» **Written instruction**
Write out every entry word for word.

-- Material provided start --

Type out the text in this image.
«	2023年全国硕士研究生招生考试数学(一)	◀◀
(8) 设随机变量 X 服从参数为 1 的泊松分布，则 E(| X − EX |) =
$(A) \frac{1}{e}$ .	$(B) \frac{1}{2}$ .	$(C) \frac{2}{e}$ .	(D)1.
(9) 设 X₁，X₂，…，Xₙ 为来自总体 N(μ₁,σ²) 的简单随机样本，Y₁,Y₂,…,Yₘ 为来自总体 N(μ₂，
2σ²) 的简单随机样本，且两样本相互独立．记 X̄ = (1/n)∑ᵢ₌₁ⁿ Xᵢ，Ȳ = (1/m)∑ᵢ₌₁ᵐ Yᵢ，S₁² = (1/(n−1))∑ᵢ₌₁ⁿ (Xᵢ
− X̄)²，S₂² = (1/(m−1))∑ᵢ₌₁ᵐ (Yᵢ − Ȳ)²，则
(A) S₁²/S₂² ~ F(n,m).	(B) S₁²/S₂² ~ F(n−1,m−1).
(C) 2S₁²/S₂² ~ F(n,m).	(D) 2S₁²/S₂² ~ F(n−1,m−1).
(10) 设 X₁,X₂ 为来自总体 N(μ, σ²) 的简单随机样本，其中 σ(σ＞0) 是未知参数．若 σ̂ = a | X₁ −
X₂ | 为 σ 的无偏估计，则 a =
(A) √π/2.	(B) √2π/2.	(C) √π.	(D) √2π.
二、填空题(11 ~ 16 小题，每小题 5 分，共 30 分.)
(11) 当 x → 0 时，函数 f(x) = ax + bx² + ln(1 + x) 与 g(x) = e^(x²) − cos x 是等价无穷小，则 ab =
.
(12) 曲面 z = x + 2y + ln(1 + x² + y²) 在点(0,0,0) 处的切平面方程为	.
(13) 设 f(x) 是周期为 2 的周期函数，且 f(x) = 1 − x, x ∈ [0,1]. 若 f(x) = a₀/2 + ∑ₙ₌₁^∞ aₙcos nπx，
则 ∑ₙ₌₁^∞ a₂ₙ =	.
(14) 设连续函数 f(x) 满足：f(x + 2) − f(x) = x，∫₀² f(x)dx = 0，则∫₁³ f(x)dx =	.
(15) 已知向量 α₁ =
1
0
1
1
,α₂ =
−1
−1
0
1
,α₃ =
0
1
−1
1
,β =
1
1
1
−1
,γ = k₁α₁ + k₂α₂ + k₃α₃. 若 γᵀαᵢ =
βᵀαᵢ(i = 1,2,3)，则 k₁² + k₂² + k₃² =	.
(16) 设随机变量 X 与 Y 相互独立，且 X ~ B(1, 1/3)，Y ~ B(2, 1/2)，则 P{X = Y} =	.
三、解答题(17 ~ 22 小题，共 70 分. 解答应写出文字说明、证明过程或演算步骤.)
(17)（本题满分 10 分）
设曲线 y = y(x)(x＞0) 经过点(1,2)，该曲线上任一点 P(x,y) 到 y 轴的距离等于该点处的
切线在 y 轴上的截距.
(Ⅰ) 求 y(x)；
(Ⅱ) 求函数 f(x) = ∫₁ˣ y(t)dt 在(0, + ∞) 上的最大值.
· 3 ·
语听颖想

-- Material provided end --

» **Result below**
Type out the text in this image.
«	2023年全国硕士研究生招生考试数学(一)	◀◀
(8) 设随机变量 X 服从参数为 1 的泊松分布，则 E(| X − EX |) =
$(A) \frac{1}{e}$ .	$(B) \frac{1}{2}$ .	$(C) \frac{2}{e}$ .	(D)1.
(9) 设 X₁，X₂，…，Xₙ 为来自总体 N(μ₁,σ²) 的简单随机样本，Y₁,Y₂,…,Yₘ 为来自总体 N(μ₂，
2σ²) 的简单随机样本，且两样本相互独立．记 X̄ = (1/n)∑ᵢ₌₁ⁿ Xᵢ，Ȳ = (1/m)∑ᵢ₌₁ᵐ Yᵢ，S₁² = (1/(n−1))∑ᵢ₌₁ⁿ (Xᵢ
− X̄)²，S₂² = (1/(m−1))∑ᵢ₌₁ᵐ (Yᵢ − Ȳ)²，则
(A) S₁²/S₂² ~ F(n,m).	(B) S₁²/S₂² ~ F(n−1,m−1).
(C) 2S₁²/S₂² ~ F(n,m).	(D) 2S₁²/S₂² ~ F(n−1,m−1).
(10) 设 X₁,X₂ 为来自总体 N(μ, σ²) 的简单随机样本，其中 σ(σ＞0) 是未知参数．若 σ̂ = a | X₁ −
X₂ | 为 σ 的无偏估计，则 a =
(A) √π/2.	(B) √2π/2.	(C) √π.	(D) √2π.
二、填空题(11 ~ 16 小题，每小题 5 分，共 30 分.)
(11) 当 x → 0 时，函数 f(x) = ax + bx² + ln(1 + x) 与 g(x) = e^(x²) − cos x 是等价无穷小，则 ab =
.
(12) 曲面 z = x + 2y + ln(1 + x² + y²) 在点(0,0,0) 处的切平面方程为	.
(13) 设 f(x) 是周期为 2 的周期函数，且 f(x) = 1 − x, x ∈ [0,1]. 若 f(x) = a₀/2 + ∑ₙ₌₁^∞ aₙcos nπx，
则 ∑ₙ₌₁^∞ a₂ₙ =	.
(14) 设连续函数 f(x) 满足：f(x + 2) − f(x) = x，∫₀² f(x)dx = 0，则∫₁³ f(x)dx =	.
(15) 已知向量 α₁ =
1
0
1
1
,α₂ =
−1
−1
0
1
,α₃ =
0
1
−1
1
,β =
1
1
1
−1
,γ = k₁α₁ + k₂α₂ + k₃α₃. 若 γᵀαᵢ =
βᵀαᵢ(i = 1,2,3)，则 k₁² + k₂² + k₃² =	.
(16) 设随机变量 X 与 Y 相互独立，且 X ~ B(1, 1/3)，Y ~ B(2, 1/2)，则 P{X = Y} =	.
三、解答题(17 ~ 22 小题，共 70 分. 解答应写出文字说明、证明过程或演算步骤.)
(17)（本题满分 10 分）
设曲线 y = y(x)(x＞0) 经过点(1,2)，该曲线上任一点 P(x,y) 到 y 轴的距离等于该点处的
切线在 y 轴上的截距.
(Ⅰ) 求 y(x)；
(Ⅱ) 求函数 f(x) = ∫₁ˣ y(t)dt 在(0, + ∞) 上的最大值.
· 3 ·
语听颖想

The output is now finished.